Reproduce without any change the entries from the line with "y-tick-label: 150 — [65, 638, 124, 674]" up to and including the line with "chart-title: Identity-Related Security".
╭─ Given data
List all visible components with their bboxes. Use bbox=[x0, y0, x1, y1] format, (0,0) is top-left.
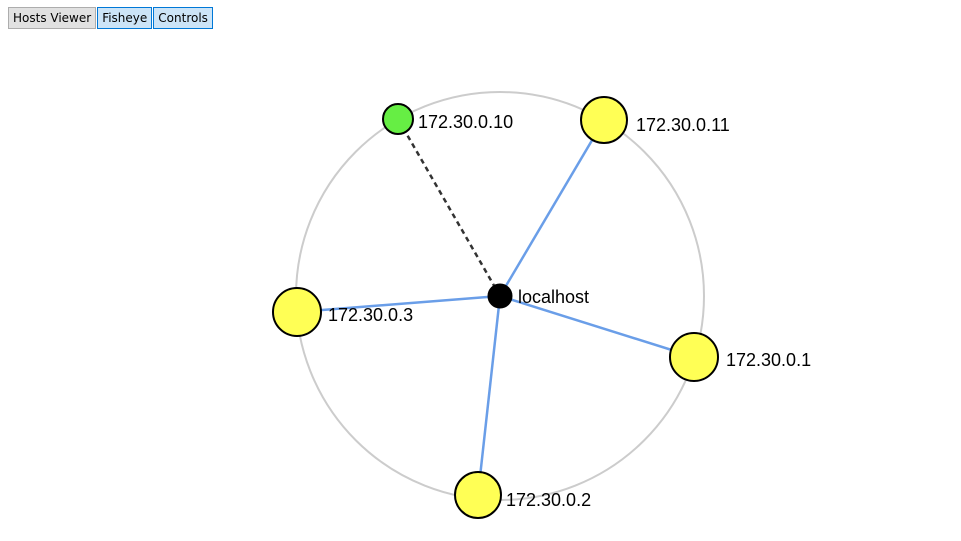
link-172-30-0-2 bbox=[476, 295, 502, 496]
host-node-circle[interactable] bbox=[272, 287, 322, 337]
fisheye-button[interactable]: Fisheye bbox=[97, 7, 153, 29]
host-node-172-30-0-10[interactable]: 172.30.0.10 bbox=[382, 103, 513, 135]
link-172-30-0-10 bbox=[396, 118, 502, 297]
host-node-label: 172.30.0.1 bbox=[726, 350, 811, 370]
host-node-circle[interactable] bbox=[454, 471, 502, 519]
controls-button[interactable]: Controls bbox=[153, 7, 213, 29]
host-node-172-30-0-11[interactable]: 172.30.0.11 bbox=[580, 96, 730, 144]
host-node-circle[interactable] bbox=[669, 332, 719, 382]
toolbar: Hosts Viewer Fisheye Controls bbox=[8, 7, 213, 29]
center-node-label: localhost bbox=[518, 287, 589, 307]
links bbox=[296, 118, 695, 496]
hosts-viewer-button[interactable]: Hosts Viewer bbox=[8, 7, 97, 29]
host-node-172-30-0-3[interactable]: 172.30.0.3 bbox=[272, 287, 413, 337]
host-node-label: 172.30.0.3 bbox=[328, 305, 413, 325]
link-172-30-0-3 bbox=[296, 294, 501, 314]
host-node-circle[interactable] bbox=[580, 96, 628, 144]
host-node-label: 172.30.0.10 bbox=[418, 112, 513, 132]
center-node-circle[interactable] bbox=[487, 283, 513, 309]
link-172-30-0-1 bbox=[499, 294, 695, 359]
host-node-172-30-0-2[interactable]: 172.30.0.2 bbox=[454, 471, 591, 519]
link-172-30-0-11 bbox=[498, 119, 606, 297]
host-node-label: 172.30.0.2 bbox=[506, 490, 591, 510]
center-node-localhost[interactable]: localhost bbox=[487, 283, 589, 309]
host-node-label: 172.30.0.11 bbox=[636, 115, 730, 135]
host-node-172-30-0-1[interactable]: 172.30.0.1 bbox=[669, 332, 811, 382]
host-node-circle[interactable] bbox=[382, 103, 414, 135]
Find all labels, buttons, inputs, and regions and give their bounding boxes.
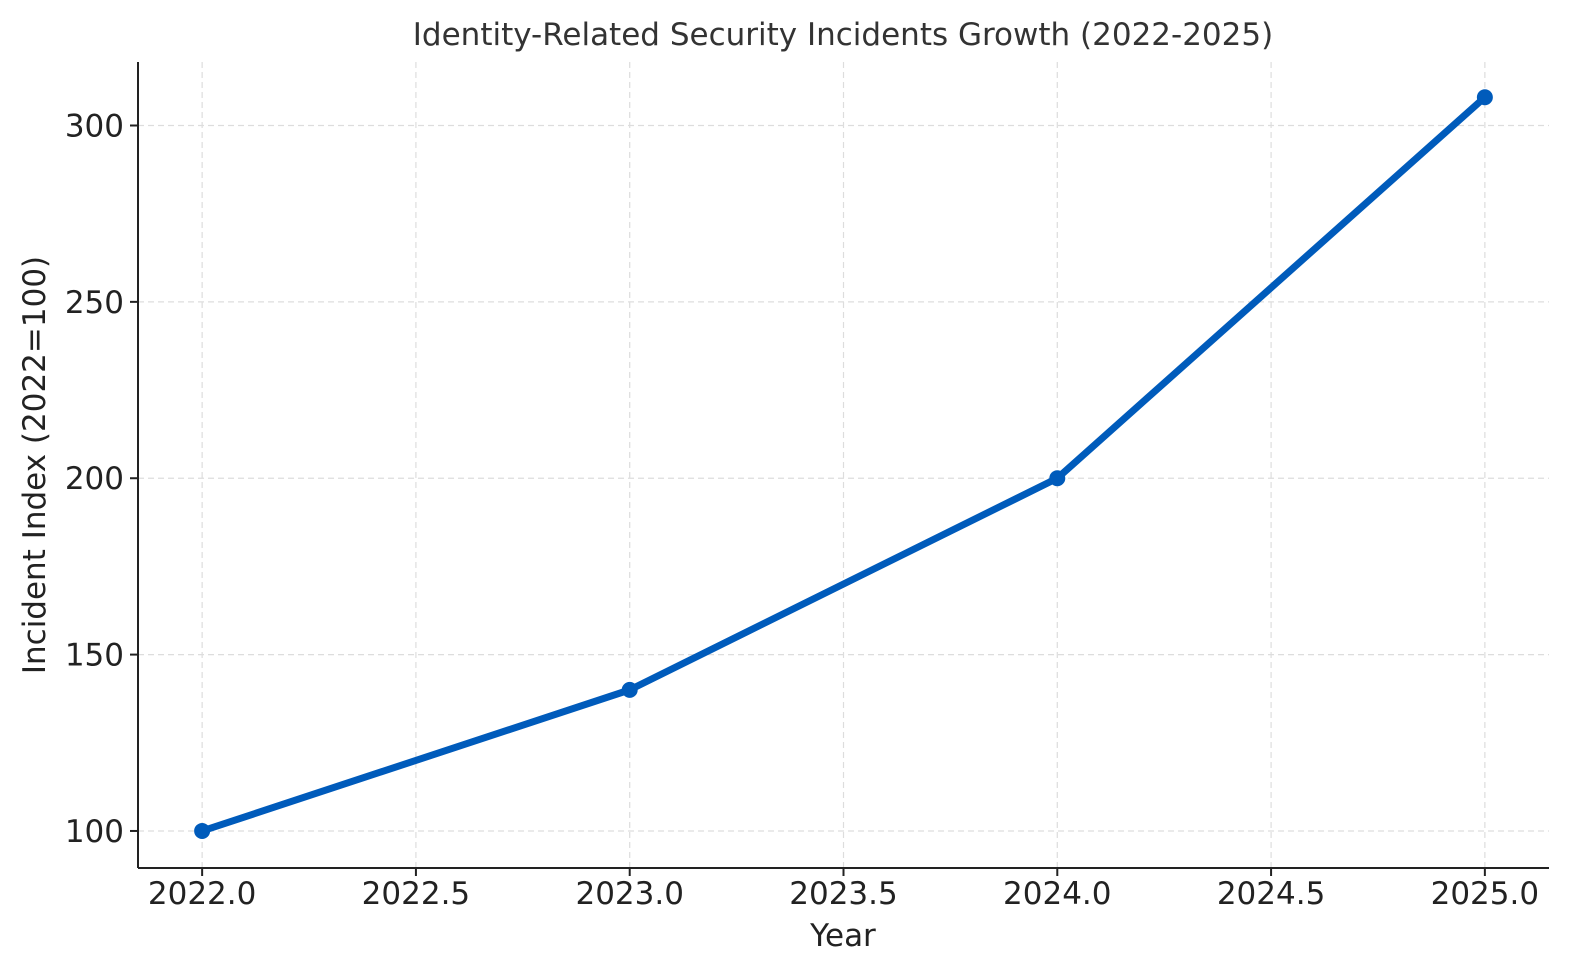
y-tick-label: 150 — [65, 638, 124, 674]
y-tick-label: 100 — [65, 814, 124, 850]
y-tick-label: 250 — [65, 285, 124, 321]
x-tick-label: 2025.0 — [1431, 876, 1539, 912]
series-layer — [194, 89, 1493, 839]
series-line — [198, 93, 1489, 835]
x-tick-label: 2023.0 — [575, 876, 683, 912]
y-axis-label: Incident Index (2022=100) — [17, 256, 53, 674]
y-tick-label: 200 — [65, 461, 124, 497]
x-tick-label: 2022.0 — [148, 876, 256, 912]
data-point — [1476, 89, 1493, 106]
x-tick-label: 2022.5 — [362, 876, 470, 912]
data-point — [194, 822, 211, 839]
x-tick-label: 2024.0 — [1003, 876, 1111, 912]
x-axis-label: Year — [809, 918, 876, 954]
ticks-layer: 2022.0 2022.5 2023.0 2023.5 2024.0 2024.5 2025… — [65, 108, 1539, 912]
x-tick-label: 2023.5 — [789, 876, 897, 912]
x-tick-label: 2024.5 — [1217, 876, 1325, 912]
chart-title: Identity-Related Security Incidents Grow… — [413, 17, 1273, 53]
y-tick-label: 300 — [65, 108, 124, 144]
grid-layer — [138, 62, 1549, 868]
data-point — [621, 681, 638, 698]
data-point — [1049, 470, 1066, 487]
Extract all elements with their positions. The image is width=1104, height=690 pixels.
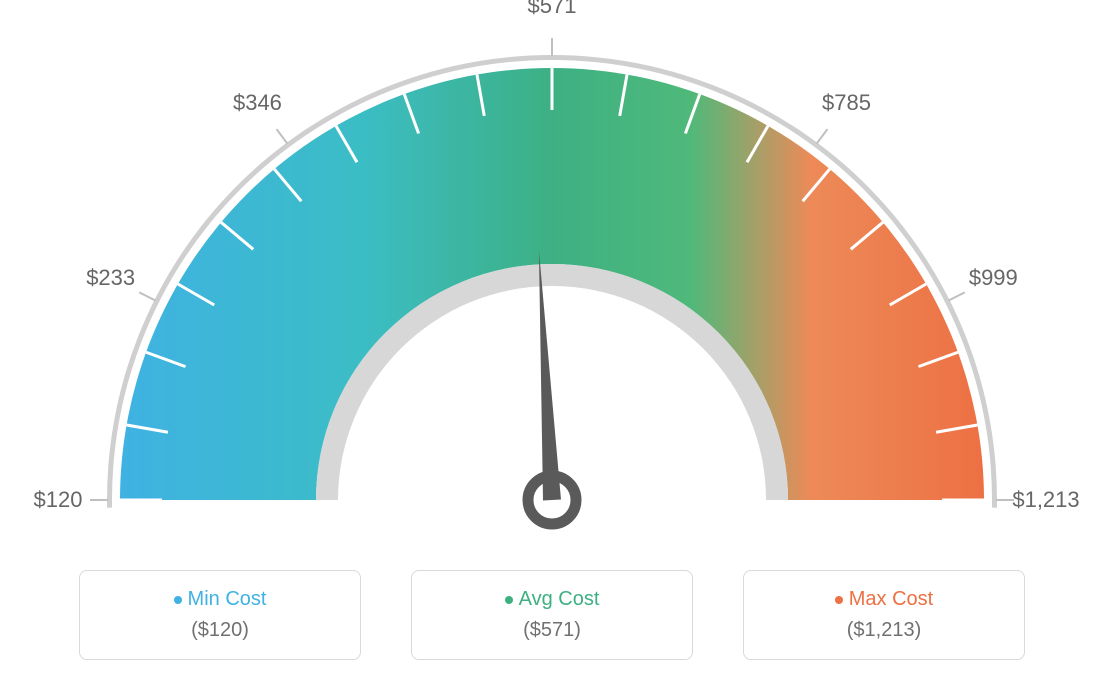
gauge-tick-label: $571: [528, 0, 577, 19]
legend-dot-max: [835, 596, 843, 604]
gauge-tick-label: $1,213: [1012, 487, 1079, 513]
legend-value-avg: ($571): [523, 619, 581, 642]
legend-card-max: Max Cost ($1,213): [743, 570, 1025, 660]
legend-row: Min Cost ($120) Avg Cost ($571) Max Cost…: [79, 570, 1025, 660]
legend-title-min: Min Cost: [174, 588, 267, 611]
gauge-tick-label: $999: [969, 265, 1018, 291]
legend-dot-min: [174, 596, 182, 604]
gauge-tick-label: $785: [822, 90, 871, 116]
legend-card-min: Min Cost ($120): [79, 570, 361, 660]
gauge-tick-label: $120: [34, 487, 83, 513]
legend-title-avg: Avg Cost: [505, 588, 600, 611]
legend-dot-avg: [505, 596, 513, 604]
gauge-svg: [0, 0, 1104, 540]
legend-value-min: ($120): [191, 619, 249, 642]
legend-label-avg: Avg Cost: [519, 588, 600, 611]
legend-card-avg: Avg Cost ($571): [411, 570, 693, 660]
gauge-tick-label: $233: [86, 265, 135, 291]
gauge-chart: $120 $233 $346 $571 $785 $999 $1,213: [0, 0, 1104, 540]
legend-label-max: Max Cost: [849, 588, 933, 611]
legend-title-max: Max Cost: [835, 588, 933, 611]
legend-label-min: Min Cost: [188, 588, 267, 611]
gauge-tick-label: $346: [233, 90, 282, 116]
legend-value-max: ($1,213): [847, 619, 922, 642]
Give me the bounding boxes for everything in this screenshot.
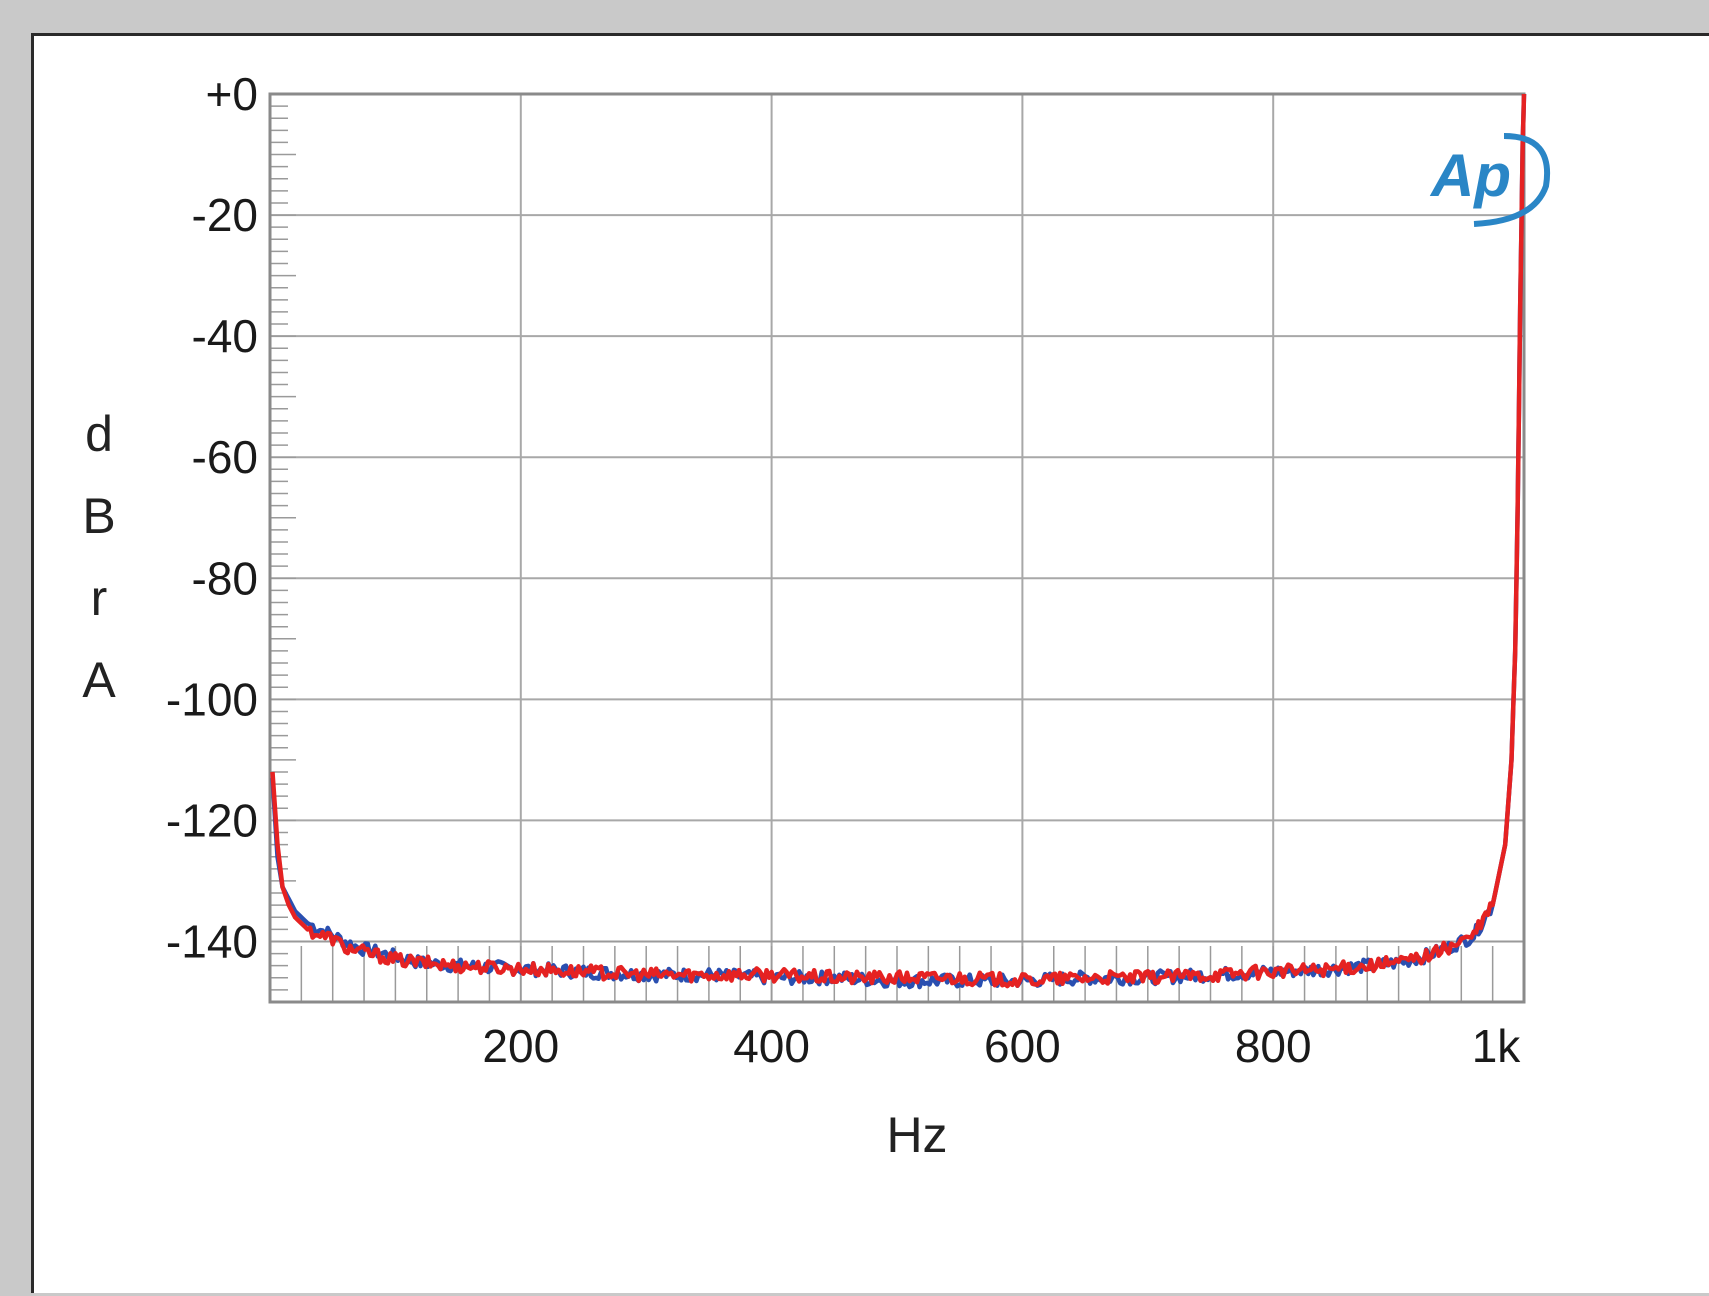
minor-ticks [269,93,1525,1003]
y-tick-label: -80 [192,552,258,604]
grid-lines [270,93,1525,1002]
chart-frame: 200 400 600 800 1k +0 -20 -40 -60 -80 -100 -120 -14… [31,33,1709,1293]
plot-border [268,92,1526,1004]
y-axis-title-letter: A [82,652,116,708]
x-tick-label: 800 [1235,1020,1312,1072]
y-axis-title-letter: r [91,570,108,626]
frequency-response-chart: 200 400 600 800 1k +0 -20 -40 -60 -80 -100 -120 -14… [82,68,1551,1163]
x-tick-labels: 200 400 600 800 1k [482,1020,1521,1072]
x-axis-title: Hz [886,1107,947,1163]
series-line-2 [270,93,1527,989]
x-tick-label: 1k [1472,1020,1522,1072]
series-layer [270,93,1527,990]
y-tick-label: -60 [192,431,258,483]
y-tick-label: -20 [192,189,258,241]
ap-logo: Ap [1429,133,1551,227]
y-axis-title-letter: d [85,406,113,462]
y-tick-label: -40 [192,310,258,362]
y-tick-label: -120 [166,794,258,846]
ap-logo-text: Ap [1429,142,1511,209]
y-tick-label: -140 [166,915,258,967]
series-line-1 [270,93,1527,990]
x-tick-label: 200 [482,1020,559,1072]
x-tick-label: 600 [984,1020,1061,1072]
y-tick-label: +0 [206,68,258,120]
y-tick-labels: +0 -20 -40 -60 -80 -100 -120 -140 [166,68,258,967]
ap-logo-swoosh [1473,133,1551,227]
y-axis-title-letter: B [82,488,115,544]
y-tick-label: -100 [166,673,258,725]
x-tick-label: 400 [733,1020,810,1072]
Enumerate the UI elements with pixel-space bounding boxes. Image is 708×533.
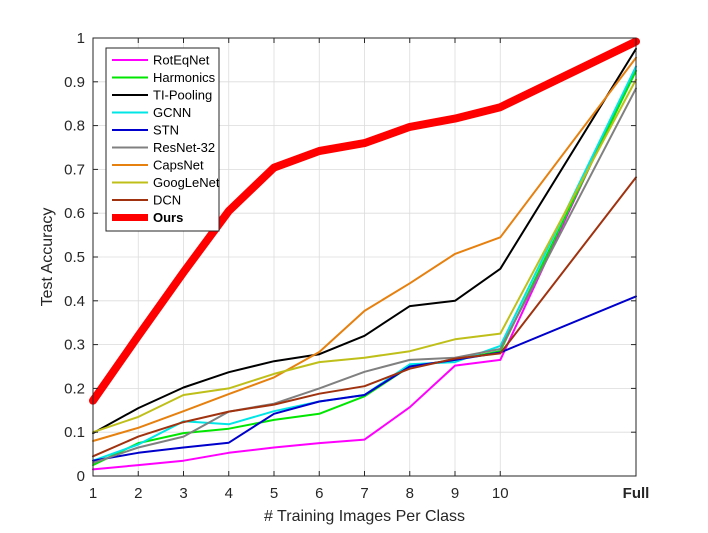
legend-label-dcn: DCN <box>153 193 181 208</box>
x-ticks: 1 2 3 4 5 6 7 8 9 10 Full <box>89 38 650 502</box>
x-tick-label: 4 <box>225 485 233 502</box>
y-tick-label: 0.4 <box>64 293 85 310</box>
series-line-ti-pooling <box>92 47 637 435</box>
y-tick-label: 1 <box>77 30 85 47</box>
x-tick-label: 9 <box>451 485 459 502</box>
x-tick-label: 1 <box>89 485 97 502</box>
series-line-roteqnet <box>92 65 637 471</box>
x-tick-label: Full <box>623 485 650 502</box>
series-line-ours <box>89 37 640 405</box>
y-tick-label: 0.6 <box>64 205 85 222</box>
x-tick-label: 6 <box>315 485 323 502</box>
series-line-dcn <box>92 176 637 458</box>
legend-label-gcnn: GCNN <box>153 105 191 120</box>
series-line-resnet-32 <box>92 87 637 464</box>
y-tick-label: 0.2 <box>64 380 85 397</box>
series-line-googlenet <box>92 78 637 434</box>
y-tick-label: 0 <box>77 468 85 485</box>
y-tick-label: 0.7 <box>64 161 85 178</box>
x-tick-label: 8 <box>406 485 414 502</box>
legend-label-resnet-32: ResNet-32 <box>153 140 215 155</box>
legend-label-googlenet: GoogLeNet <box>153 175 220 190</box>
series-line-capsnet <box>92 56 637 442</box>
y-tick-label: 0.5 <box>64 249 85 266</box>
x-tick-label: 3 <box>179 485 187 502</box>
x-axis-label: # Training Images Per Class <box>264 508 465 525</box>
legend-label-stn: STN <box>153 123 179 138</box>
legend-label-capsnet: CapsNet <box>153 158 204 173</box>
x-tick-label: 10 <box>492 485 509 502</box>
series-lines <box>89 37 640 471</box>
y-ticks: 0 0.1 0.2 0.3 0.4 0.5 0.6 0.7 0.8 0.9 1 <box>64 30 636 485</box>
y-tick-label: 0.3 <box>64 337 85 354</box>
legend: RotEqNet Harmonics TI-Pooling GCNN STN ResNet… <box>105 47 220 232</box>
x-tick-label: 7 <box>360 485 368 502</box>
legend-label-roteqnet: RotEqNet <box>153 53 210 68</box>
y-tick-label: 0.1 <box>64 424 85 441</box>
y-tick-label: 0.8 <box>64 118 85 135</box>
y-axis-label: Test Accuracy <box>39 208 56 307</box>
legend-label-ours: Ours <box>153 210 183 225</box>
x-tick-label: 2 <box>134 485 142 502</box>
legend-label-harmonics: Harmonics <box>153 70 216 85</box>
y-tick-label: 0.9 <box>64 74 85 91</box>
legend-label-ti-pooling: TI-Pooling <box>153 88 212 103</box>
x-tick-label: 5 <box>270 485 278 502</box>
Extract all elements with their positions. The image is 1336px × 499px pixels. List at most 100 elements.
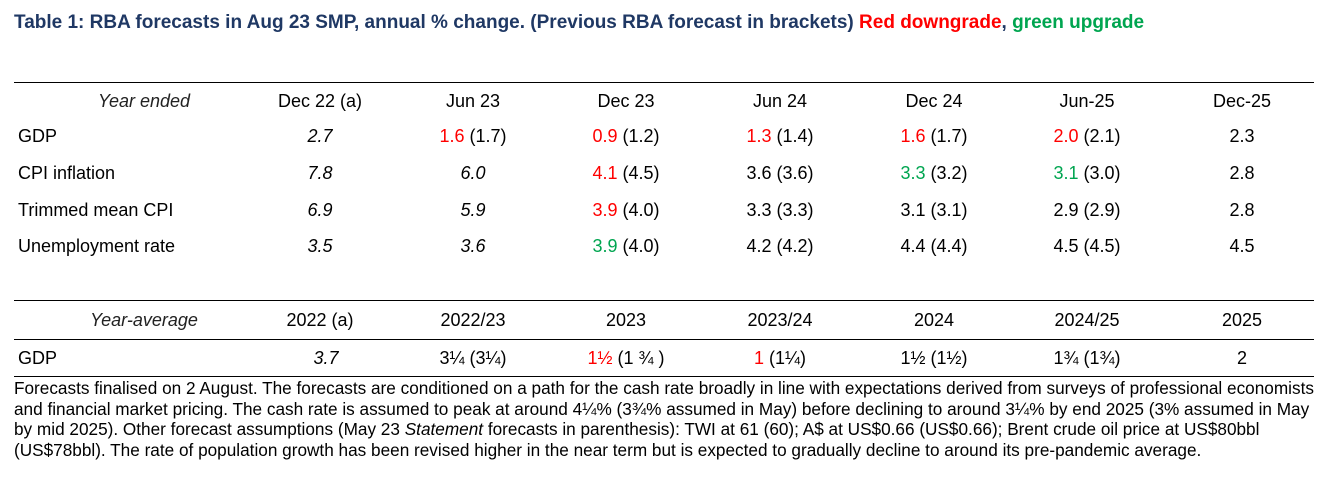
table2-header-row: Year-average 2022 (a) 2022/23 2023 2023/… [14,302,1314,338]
╰─
Complete output
y-tick-label: 150 — [65, 638, 124, 674]
y-tick-label: 100 — [65, 814, 124, 850]
y-tick-label: 250 — [65, 285, 124, 321]
x-tick-label: 2025.0 — [1431, 876, 1539, 912]
series-layer — [194, 89, 1493, 839]
series-line — [198, 93, 1489, 835]
x-tick-label: 2023.0 — [575, 876, 683, 912]
y-axis-label: Incident Index (2022=100) — [17, 256, 53, 674]
y-tick-label: 200 — [65, 461, 124, 497]
x-tick-label: 2022.0 — [148, 876, 256, 912]
data-point — [1476, 89, 1493, 106]
x-tick-label: 2022.5 — [362, 876, 470, 912]
data-point — [194, 822, 211, 839]
x-tick-label: 2024.0 — [1003, 876, 1111, 912]
x-axis-label: Year — [809, 918, 876, 954]
ticks-layer: 2022.0 2022.5 2023.0 2023.5 2024.0 2024.5 2025… — [65, 108, 1539, 912]
x-tick-label: 2023.5 — [789, 876, 897, 912]
x-tick-label: 2024.5 — [1217, 876, 1325, 912]
chart-title: Identity-Related Security Incidents Grow… — [413, 17, 1273, 53]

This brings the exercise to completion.